**REQUEST**: Rewrite these lines with every "section-rule" changed to "horizontal-rule" and nothing else altered. Leave the pictures out.
## begin PROVIDED DATA
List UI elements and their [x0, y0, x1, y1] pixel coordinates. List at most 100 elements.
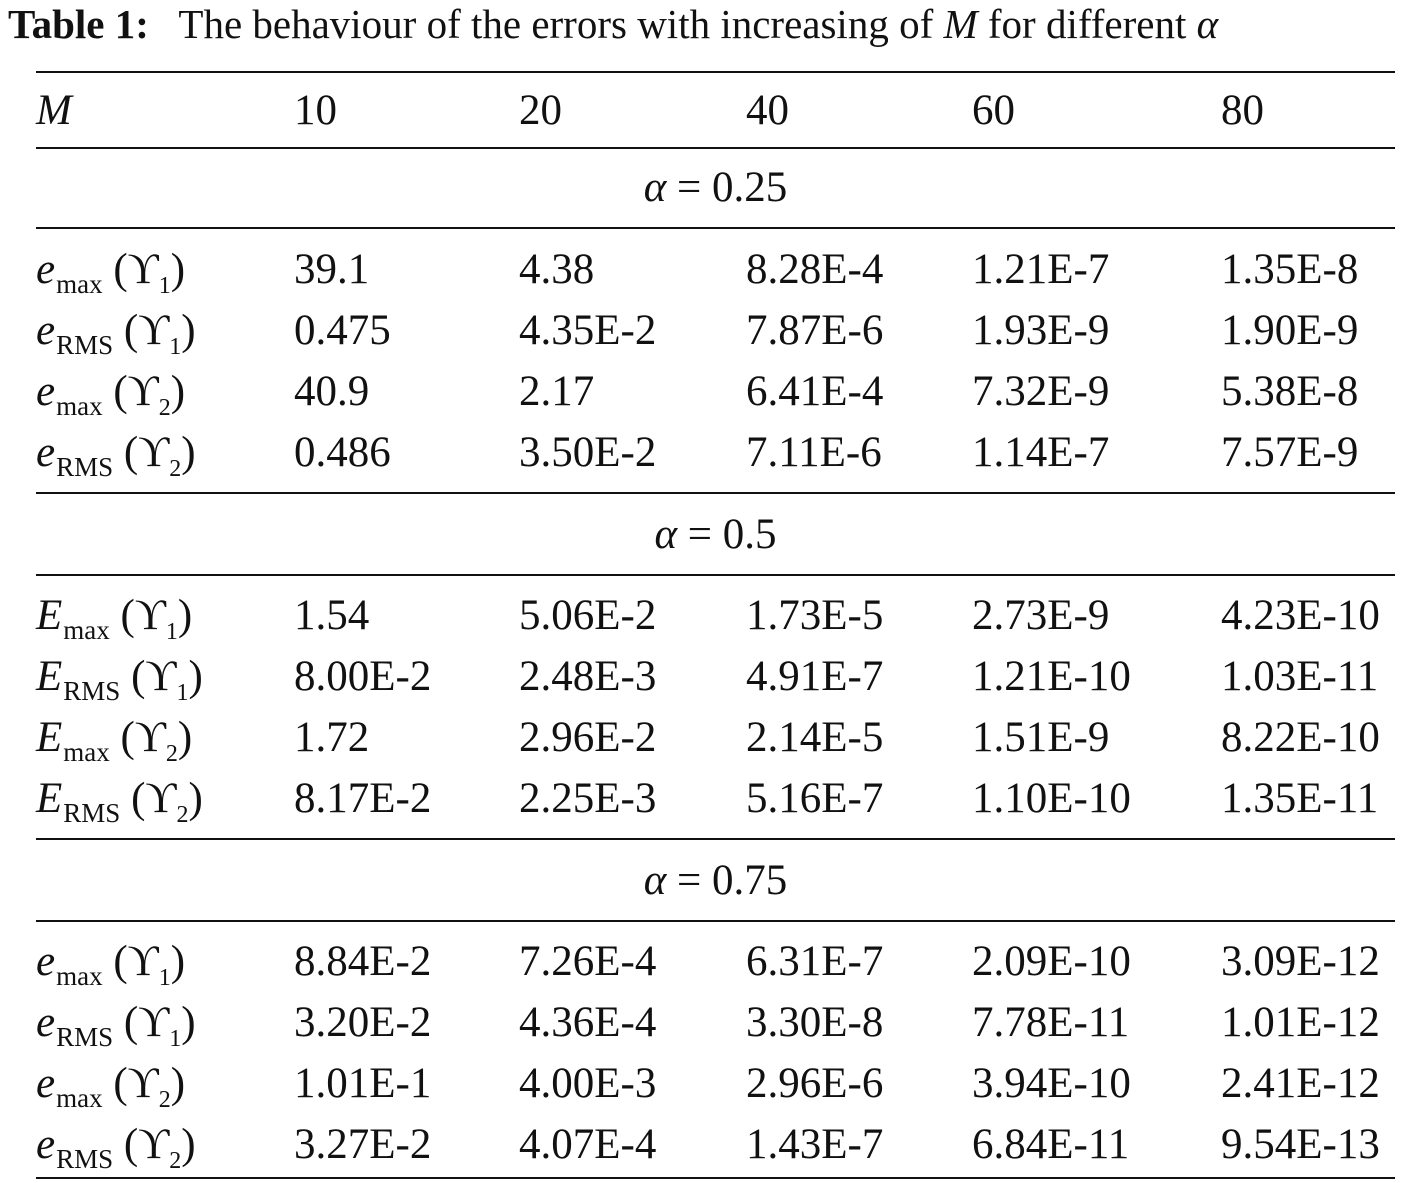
table-cell: 1.93E-9: [972, 307, 1110, 354]
caption-var-m: M: [943, 1, 978, 47]
error-sub: RMS: [56, 1144, 114, 1174]
table-cell: 2.96E-6: [746, 1060, 884, 1107]
table-cell: 40.9: [294, 368, 370, 415]
caption-text-middle: for different: [987, 1, 1187, 47]
table-cell: 6.84E-11: [972, 1121, 1130, 1168]
table-cell: 7.11E-6: [746, 429, 882, 476]
alpha-symbol: α: [643, 857, 667, 904]
error-sub: RMS: [56, 330, 114, 360]
table-row: Emax (ϒ2) 1.72 2.96E-2 2.14E-5 1.51E-9 8…: [36, 713, 1395, 767]
table-cell: 3.30E-8: [746, 999, 884, 1046]
caption-text-before: The behaviour of the errors with increas…: [178, 1, 934, 47]
error-sub: max: [56, 391, 103, 421]
error-letter: e: [36, 246, 56, 293]
table-cell: 2.17: [519, 368, 595, 415]
row-label: eRMS (ϒ2): [36, 1121, 196, 1174]
caption-var-alpha: α: [1196, 1, 1219, 47]
table-cell: 8.84E-2: [294, 938, 432, 985]
table-row: eRMS (ϒ2) 3.27E-2 4.07E-4 1.43E-7 6.84E-…: [36, 1120, 1395, 1174]
header-col: 10: [294, 87, 337, 134]
table-cell: 9.54E-13: [1221, 1121, 1380, 1168]
table-cell: 8.22E-10: [1221, 714, 1380, 761]
alpha-value: 0.75: [712, 857, 788, 904]
upsilon-symbol: ϒ: [138, 429, 170, 476]
table-cell: 2.25E-3: [519, 775, 657, 822]
table-cell: 7.78E-11: [972, 999, 1130, 1046]
error-sub: RMS: [56, 1022, 114, 1052]
table-cell: 2.73E-9: [972, 592, 1110, 639]
error-sub: RMS: [56, 452, 114, 482]
table-caption: Table 1: The behaviour of the errors wit…: [8, 2, 1421, 46]
section-heading-alpha-025: α = 0.25: [36, 163, 1395, 213]
table-cell: 2.14E-5: [746, 714, 884, 761]
section-heading-alpha-05: α = 0.5: [36, 510, 1395, 560]
table-cell: 8.17E-2: [294, 775, 432, 822]
table-cell: 1.03E-11: [1221, 653, 1379, 700]
table-cell: 7.26E-4: [519, 938, 657, 985]
table-cell: 1.54: [294, 592, 370, 639]
row-label: emax (ϒ1): [36, 246, 186, 299]
table-cell: 1.72: [294, 714, 370, 761]
table-cell: 4.35E-2: [519, 307, 657, 354]
table-cell: 2.41E-12: [1221, 1060, 1380, 1107]
table-cell: 5.38E-8: [1221, 368, 1359, 415]
table-row: ERMS (ϒ2) 8.17E-2 2.25E-3 5.16E-7 1.10E-…: [36, 774, 1395, 828]
upsilon-sub: 2: [176, 802, 189, 828]
table-row: emax (ϒ1) 39.1 4.38 8.28E-4 1.21E-7 1.35…: [36, 245, 1395, 299]
header-bottom-rule: [36, 147, 1395, 149]
upsilon-symbol: ϒ: [138, 1121, 170, 1168]
equals-sign: =: [687, 511, 713, 558]
table-cell: 3.94E-10: [972, 1060, 1131, 1107]
table-cell: 1.21E-7: [972, 246, 1110, 293]
header-col: 60: [972, 87, 1015, 134]
section-rule: [36, 920, 1395, 922]
error-sub: max: [56, 269, 103, 299]
row-label: Emax (ϒ2): [36, 714, 193, 767]
row-label: emax (ϒ1): [36, 938, 186, 991]
error-sub: RMS: [63, 798, 121, 828]
upsilon-symbol: ϒ: [138, 307, 170, 354]
error-letter: E: [36, 653, 63, 700]
upsilon-sub: 2: [158, 395, 171, 421]
table-cell: 4.23E-10: [1221, 592, 1380, 639]
table-cell: 39.1: [294, 246, 370, 293]
table-cell: 4.07E-4: [519, 1121, 657, 1168]
table-row: eRMS (ϒ2) 0.486 3.50E-2 7.11E-6 1.14E-7 …: [36, 428, 1395, 482]
section-rule: [36, 227, 1395, 229]
table-cell: 1.21E-10: [972, 653, 1131, 700]
table-cell: 8.00E-2: [294, 653, 432, 700]
equals-sign: =: [677, 164, 702, 211]
equals-sign: =: [677, 857, 702, 904]
upsilon-symbol: ϒ: [127, 368, 159, 415]
error-letter: e: [36, 368, 56, 415]
table-cell: 1.73E-5: [746, 592, 884, 639]
error-letter: e: [36, 999, 56, 1046]
row-label: ERMS (ϒ1): [36, 653, 203, 706]
error-letter: e: [36, 1121, 56, 1168]
table-row: eRMS (ϒ1) 3.20E-2 4.36E-4 3.30E-8 7.78E-…: [36, 998, 1395, 1052]
table-cell: 6.31E-7: [746, 938, 884, 985]
upsilon-symbol: ϒ: [127, 1060, 159, 1107]
table-cell: 1.35E-11: [1221, 775, 1379, 822]
alpha-value: 0.5: [722, 511, 777, 558]
table-cell: 0.475: [294, 307, 391, 354]
section-rule: [36, 492, 1395, 494]
upsilon-sub: 2: [158, 1087, 171, 1113]
row-label: Emax (ϒ1): [36, 592, 193, 645]
table-cell: 1.14E-7: [972, 429, 1110, 476]
row-label: emax (ϒ2): [36, 1060, 186, 1113]
upsilon-sub: 1: [169, 334, 182, 360]
table-cell: 8.28E-4: [746, 246, 884, 293]
section-rule: [36, 574, 1395, 576]
header-col: 20: [519, 87, 562, 134]
table-row: eRMS (ϒ1) 0.475 4.35E-2 7.87E-6 1.93E-9 …: [36, 306, 1395, 360]
table-cell: 2.96E-2: [519, 714, 657, 761]
upsilon-symbol: ϒ: [127, 246, 159, 293]
table-cell: 4.36E-4: [519, 999, 657, 1046]
error-letter: E: [36, 592, 63, 639]
upsilon-sub: 1: [158, 273, 171, 299]
error-sub: max: [63, 737, 110, 767]
header-col: 80: [1221, 87, 1264, 134]
error-letter: e: [36, 1060, 56, 1107]
upsilon-sub: 2: [169, 1148, 182, 1174]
## end PROVIDED DATA
**RESPONSE TO THIS EXERCISE**:
List UI elements and their [x0, y0, x1, y1] pixel coordinates. List at most 100 elements.
table-cell: 1.93E-9: [972, 307, 1110, 354]
caption-var-m: M: [943, 1, 978, 47]
error-sub: RMS: [56, 1144, 114, 1174]
table-cell: 2.96E-6: [746, 1060, 884, 1107]
table-cell: 40.9: [294, 368, 370, 415]
caption-text-middle: for different: [987, 1, 1187, 47]
table-cell: 6.84E-11: [972, 1121, 1130, 1168]
table-cell: 7.11E-6: [746, 429, 882, 476]
alpha-symbol: α: [643, 857, 667, 904]
error-sub: RMS: [56, 330, 114, 360]
table-row: Emax (ϒ2) 1.72 2.96E-2 2.14E-5 1.51E-9 8…: [36, 713, 1395, 767]
table-cell: 3.30E-8: [746, 999, 884, 1046]
caption-text-before: The behaviour of the errors with increas…: [178, 1, 934, 47]
error-sub: max: [56, 391, 103, 421]
error-letter: e: [36, 246, 56, 293]
table-cell: 2.17: [519, 368, 595, 415]
row-label: eRMS (ϒ2): [36, 1121, 196, 1174]
caption-var-alpha: α: [1196, 1, 1219, 47]
table-cell: 8.84E-2: [294, 938, 432, 985]
table-row: eRMS (ϒ2) 3.27E-2 4.07E-4 1.43E-7 6.84E-…: [36, 1120, 1395, 1174]
header-col: 10: [294, 87, 337, 134]
table-cell: 9.54E-13: [1221, 1121, 1380, 1168]
table-cell: 8.22E-10: [1221, 714, 1380, 761]
alpha-value: 0.75: [712, 857, 788, 904]
upsilon-symbol: ϒ: [138, 429, 170, 476]
table-cell: 2.25E-3: [519, 775, 657, 822]
table-cell: 7.78E-11: [972, 999, 1130, 1046]
error-sub: RMS: [56, 1022, 114, 1052]
table-cell: 2.73E-9: [972, 592, 1110, 639]
error-sub: RMS: [56, 452, 114, 482]
table-caption: Table 1: The behaviour of the errors wit…: [8, 2, 1421, 46]
section-heading-alpha-025: α = 0.25: [36, 163, 1395, 213]
table-cell: 2.14E-5: [746, 714, 884, 761]
section-heading-alpha-05: α = 0.5: [36, 510, 1395, 560]
table-cell: 8.17E-2: [294, 775, 432, 822]
table-cell: 1.03E-11: [1221, 653, 1379, 700]
table-cell: 7.26E-4: [519, 938, 657, 985]
table-cell: 1.54: [294, 592, 370, 639]
row-label: emax (ϒ1): [36, 246, 186, 299]
table-cell: 1.72: [294, 714, 370, 761]
table-cell: 4.35E-2: [519, 307, 657, 354]
table-cell: 2.41E-12: [1221, 1060, 1380, 1107]
table-cell: 5.38E-8: [1221, 368, 1359, 415]
table-row: ERMS (ϒ2) 8.17E-2 2.25E-3 5.16E-7 1.10E-…: [36, 774, 1395, 828]
upsilon-sub: 2: [176, 802, 189, 828]
table-row: emax (ϒ1) 39.1 4.38 8.28E-4 1.21E-7 1.35…: [36, 245, 1395, 299]
header-bottom-rule: [36, 147, 1395, 149]
upsilon-symbol: ϒ: [138, 1121, 170, 1168]
equals-sign: =: [687, 511, 713, 558]
table-cell: 3.94E-10: [972, 1060, 1131, 1107]
table-cell: 1.21E-7: [972, 246, 1110, 293]
header-col: 60: [972, 87, 1015, 134]
horizontal-rule: [36, 920, 1395, 922]
error-sub: max: [56, 269, 103, 299]
row-label: Emax (ϒ2): [36, 714, 193, 767]
row-label: emax (ϒ1): [36, 938, 186, 991]
error-sub: RMS: [63, 798, 121, 828]
upsilon-symbol: ϒ: [138, 307, 170, 354]
error-letter: E: [36, 653, 63, 700]
upsilon-sub: 2: [158, 395, 171, 421]
table-cell: 4.23E-10: [1221, 592, 1380, 639]
table-cell: 39.1: [294, 246, 370, 293]
table-cell: 4.07E-4: [519, 1121, 657, 1168]
table-row: eRMS (ϒ2) 0.486 3.50E-2 7.11E-6 1.14E-7 …: [36, 428, 1395, 482]
horizontal-rule: [36, 227, 1395, 229]
table-cell: 1.21E-10: [972, 653, 1131, 700]
table-cell: 8.00E-2: [294, 653, 432, 700]
equals-sign: =: [677, 164, 702, 211]
equals-sign: =: [677, 857, 702, 904]
upsilon-symbol: ϒ: [127, 368, 159, 415]
error-letter: e: [36, 368, 56, 415]
table-cell: 1.73E-5: [746, 592, 884, 639]
error-letter: e: [36, 999, 56, 1046]
row-label: ERMS (ϒ1): [36, 653, 203, 706]
error-letter: e: [36, 1121, 56, 1168]
table-row: eRMS (ϒ1) 3.20E-2 4.36E-4 3.30E-8 7.78E-…: [36, 998, 1395, 1052]
table-cell: 6.31E-7: [746, 938, 884, 985]
upsilon-symbol: ϒ: [127, 1060, 159, 1107]
table-cell: 1.35E-11: [1221, 775, 1379, 822]
alpha-value: 0.5: [722, 511, 777, 558]
table-cell: 0.475: [294, 307, 391, 354]
horizontal-rule: [36, 492, 1395, 494]
upsilon-sub: 2: [158, 1087, 171, 1113]
row-label: Emax (ϒ1): [36, 592, 193, 645]
table-cell: 1.14E-7: [972, 429, 1110, 476]
row-label: emax (ϒ2): [36, 1060, 186, 1113]
upsilon-sub: 1: [169, 334, 182, 360]
table-cell: 8.28E-4: [746, 246, 884, 293]
horizontal-rule: [36, 574, 1395, 576]
header-col: 20: [519, 87, 562, 134]
table-row: eRMS (ϒ1) 0.475 4.35E-2 7.87E-6 1.93E-9 …: [36, 306, 1395, 360]
table-cell: 2.96E-2: [519, 714, 657, 761]
upsilon-symbol: ϒ: [127, 246, 159, 293]
table-cell: 4.36E-4: [519, 999, 657, 1046]
error-letter: E: [36, 592, 63, 639]
upsilon-sub: 1: [158, 273, 171, 299]
error-sub: max: [63, 737, 110, 767]
header-col: 80: [1221, 87, 1264, 134]
error-letter: e: [36, 1060, 56, 1107]
upsilon-sub: 2: [169, 1148, 182, 1174]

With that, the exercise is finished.